» Set task
Only a number is wanted: how many lines in the records below contain "grid"?

:::

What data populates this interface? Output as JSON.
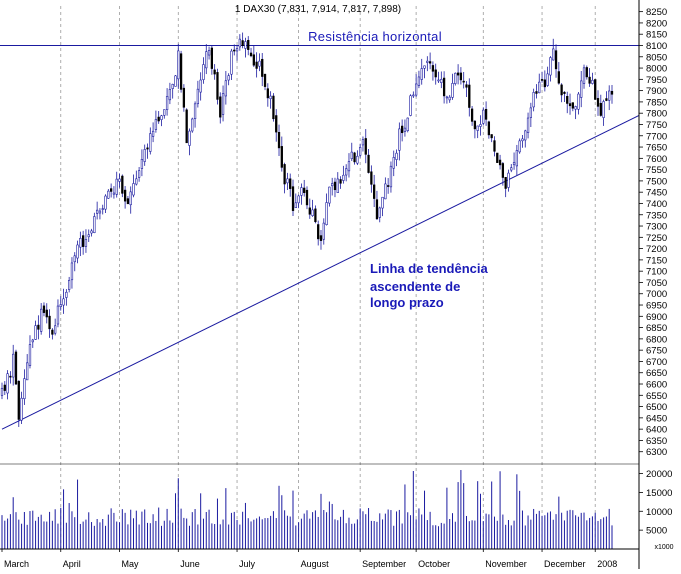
{
  "chart_data": {
    "type": "candlestick",
    "title": "1 DAX30 (7,831, 7,914, 7,817, 7,898)",
    "price_axis": {
      "ylim": [
        6250,
        8275
      ],
      "ticks": [
        6300,
        6350,
        6400,
        6450,
        6500,
        6550,
        6600,
        6650,
        6700,
        6750,
        6800,
        6850,
        6900,
        6950,
        7000,
        7050,
        7100,
        7150,
        7200,
        7250,
        7300,
        7350,
        7400,
        7450,
        7500,
        7550,
        7600,
        7650,
        7700,
        7750,
        7800,
        7850,
        7900,
        7950,
        8000,
        8050,
        8100,
        8150,
        8200,
        8250
      ]
    },
    "volume_axis": {
      "ylim": [
        0,
        22000
      ],
      "ticks": [
        5000,
        10000,
        15000,
        20000
      ],
      "unit_label": "x1000"
    },
    "months": [
      {
        "label": "March",
        "day": 0
      },
      {
        "label": "April",
        "day": 21
      },
      {
        "label": "May",
        "day": 42
      },
      {
        "label": "June",
        "day": 63
      },
      {
        "label": "July",
        "day": 84
      },
      {
        "label": "August",
        "day": 106
      },
      {
        "label": "September",
        "day": 128
      },
      {
        "label": "October",
        "day": 148
      },
      {
        "label": "November",
        "day": 172
      },
      {
        "label": "December",
        "day": 193
      },
      {
        "label": "2008",
        "day": 212
      }
    ],
    "trading_days": 219,
    "price_path": [
      [
        0,
        6550
      ],
      [
        4,
        6700
      ],
      [
        6,
        6460
      ],
      [
        10,
        6750
      ],
      [
        14,
        6900
      ],
      [
        18,
        6840
      ],
      [
        22,
        7000
      ],
      [
        27,
        7200
      ],
      [
        31,
        7280
      ],
      [
        36,
        7400
      ],
      [
        41,
        7500
      ],
      [
        45,
        7420
      ],
      [
        50,
        7600
      ],
      [
        55,
        7750
      ],
      [
        60,
        7900
      ],
      [
        63,
        8050
      ],
      [
        66,
        7700
      ],
      [
        70,
        7900
      ],
      [
        74,
        8100
      ],
      [
        78,
        7800
      ],
      [
        82,
        8050
      ],
      [
        86,
        8120
      ],
      [
        88,
        8080
      ],
      [
        92,
        8000
      ],
      [
        96,
        7850
      ],
      [
        100,
        7550
      ],
      [
        104,
        7400
      ],
      [
        108,
        7450
      ],
      [
        112,
        7300
      ],
      [
        114,
        7250
      ],
      [
        117,
        7450
      ],
      [
        121,
        7500
      ],
      [
        125,
        7600
      ],
      [
        129,
        7650
      ],
      [
        132,
        7450
      ],
      [
        134,
        7350
      ],
      [
        138,
        7500
      ],
      [
        142,
        7700
      ],
      [
        145,
        7800
      ],
      [
        148,
        7950
      ],
      [
        152,
        8050
      ],
      [
        156,
        7960
      ],
      [
        159,
        7850
      ],
      [
        163,
        8000
      ],
      [
        166,
        7900
      ],
      [
        169,
        7700
      ],
      [
        172,
        7800
      ],
      [
        176,
        7650
      ],
      [
        180,
        7500
      ],
      [
        183,
        7550
      ],
      [
        186,
        7700
      ],
      [
        190,
        7900
      ],
      [
        194,
        7950
      ],
      [
        197,
        8050
      ],
      [
        200,
        7900
      ],
      [
        204,
        7800
      ],
      [
        208,
        8000
      ],
      [
        210,
        7950
      ],
      [
        214,
        7800
      ],
      [
        217,
        7880
      ]
    ],
    "annotations": {
      "resistance_label": "Resistência horizontal",
      "resistance_level": 8100,
      "trend_label_lines": [
        "Linha de tendência",
        "ascendente de",
        "longo prazo"
      ],
      "trend_line": {
        "start_day": 0,
        "start_price": 6400,
        "end_day": 219,
        "end_price": 7790
      }
    },
    "colors": {
      "candle": "#1a1aa0",
      "bearish_fill": "#000000",
      "lines": "#1a1aa0",
      "annotation_text": "#1a1ab8",
      "grid": "#9a9a9a",
      "volume": "#1a1aa0"
    },
    "grid": "vertical dashed at month starts"
  }
}
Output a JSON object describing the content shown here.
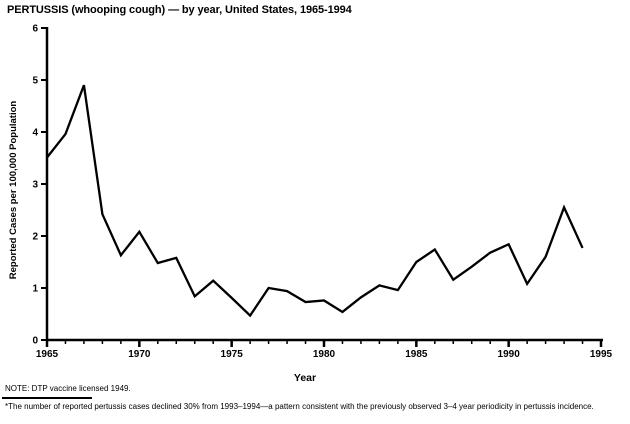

:::

» Result
2